* **EXERCISE REQUIREMENTS**
Format the entries as a numbered list. Start with the first line of the entries, stop after the line that contains "744, 773, 775]", and leave out any blank lines.

* **RECORDS FOR THIS EXERCISE**

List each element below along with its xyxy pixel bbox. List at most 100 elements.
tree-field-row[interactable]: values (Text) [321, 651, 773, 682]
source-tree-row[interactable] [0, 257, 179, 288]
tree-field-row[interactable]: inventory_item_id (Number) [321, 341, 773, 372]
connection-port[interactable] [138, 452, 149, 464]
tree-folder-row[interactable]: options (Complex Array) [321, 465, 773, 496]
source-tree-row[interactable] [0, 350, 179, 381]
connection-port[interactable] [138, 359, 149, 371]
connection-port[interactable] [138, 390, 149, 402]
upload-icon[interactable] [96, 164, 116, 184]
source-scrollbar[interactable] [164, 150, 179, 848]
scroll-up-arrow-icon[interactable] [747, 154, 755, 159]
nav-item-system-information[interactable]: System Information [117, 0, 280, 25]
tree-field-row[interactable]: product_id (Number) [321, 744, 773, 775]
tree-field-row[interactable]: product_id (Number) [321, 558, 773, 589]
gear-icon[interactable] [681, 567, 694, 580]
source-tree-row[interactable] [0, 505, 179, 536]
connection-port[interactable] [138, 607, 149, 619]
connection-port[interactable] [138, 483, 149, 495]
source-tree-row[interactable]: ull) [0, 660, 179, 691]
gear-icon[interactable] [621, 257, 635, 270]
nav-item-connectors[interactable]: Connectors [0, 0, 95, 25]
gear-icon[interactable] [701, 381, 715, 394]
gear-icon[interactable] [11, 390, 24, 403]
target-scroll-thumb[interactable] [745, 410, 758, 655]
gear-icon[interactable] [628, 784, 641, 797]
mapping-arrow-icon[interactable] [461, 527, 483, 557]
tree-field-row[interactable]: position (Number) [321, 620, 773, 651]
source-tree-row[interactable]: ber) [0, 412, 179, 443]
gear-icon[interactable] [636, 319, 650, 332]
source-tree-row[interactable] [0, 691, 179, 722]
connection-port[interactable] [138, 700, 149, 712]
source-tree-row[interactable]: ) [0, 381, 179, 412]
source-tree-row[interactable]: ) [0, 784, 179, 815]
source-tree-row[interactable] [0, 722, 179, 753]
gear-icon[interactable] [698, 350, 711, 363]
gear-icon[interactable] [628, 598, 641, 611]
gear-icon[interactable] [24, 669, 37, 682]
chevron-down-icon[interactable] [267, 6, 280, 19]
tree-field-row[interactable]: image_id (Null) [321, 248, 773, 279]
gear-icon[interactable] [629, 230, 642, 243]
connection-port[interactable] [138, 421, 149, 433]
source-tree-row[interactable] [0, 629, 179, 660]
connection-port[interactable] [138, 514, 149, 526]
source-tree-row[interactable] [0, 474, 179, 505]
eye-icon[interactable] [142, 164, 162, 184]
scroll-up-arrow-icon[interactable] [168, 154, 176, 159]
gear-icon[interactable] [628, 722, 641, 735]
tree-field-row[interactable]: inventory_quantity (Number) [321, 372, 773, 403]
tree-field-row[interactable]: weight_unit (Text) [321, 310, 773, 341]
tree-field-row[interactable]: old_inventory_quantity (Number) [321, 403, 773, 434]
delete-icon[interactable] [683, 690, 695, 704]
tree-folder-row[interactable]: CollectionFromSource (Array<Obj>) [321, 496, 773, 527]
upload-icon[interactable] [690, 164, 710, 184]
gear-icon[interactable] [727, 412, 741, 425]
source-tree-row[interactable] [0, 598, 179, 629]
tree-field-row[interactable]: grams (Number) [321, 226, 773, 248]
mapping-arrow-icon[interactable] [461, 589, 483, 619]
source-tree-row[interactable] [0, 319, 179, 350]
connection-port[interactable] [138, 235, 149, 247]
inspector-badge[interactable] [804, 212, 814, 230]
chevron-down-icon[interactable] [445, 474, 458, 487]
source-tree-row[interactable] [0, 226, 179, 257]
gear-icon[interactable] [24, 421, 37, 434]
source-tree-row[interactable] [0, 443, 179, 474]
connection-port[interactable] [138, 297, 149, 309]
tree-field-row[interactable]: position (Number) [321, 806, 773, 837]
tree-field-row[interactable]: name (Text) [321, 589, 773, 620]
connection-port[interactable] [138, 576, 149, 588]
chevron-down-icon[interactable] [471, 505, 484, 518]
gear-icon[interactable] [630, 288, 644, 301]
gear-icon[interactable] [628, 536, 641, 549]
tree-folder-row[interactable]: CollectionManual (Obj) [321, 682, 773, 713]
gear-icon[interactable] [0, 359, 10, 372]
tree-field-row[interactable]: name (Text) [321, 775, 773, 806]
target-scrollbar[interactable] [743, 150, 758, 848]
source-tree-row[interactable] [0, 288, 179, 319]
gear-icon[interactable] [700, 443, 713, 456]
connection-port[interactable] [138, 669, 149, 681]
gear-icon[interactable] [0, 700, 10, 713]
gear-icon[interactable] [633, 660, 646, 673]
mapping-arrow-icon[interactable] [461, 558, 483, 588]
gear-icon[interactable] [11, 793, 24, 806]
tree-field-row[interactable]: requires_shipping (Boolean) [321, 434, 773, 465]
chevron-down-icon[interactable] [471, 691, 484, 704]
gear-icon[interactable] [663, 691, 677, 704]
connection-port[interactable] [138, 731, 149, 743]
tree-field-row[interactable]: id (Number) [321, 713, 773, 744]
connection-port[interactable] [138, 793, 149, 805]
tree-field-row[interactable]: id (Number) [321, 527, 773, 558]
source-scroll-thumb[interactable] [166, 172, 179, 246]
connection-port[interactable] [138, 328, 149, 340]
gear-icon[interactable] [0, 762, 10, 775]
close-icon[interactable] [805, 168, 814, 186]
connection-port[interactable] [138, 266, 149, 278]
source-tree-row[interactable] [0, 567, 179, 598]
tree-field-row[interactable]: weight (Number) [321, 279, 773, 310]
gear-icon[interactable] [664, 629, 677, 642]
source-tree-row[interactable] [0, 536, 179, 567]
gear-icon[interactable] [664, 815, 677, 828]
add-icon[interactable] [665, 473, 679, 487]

* **TASK ANSWER**
1. List each element below along with its xyxy pixel bbox. List at most 100 elements.
2. tree-field-row[interactable]: values (Text) [321, 651, 773, 682]
3. source-tree-row[interactable] [0, 257, 179, 288]
4. tree-field-row[interactable]: inventory_item_id (Number) [321, 341, 773, 372]
5. connection-port[interactable] [138, 452, 149, 464]
6. tree-folder-row[interactable]: options (Complex Array) [321, 465, 773, 496]
7. source-tree-row[interactable] [0, 350, 179, 381]
8. connection-port[interactable] [138, 359, 149, 371]
9. connection-port[interactable] [138, 390, 149, 402]
10. upload-icon[interactable] [96, 164, 116, 184]
11. source-scrollbar[interactable] [164, 150, 179, 848]
12. scroll-up-arrow-icon[interactable] [747, 154, 755, 159]
13. nav-item-system-information[interactable]: System Information [117, 0, 280, 25]
14. tree-field-row[interactable]: product_id (Number) [321, 744, 773, 775]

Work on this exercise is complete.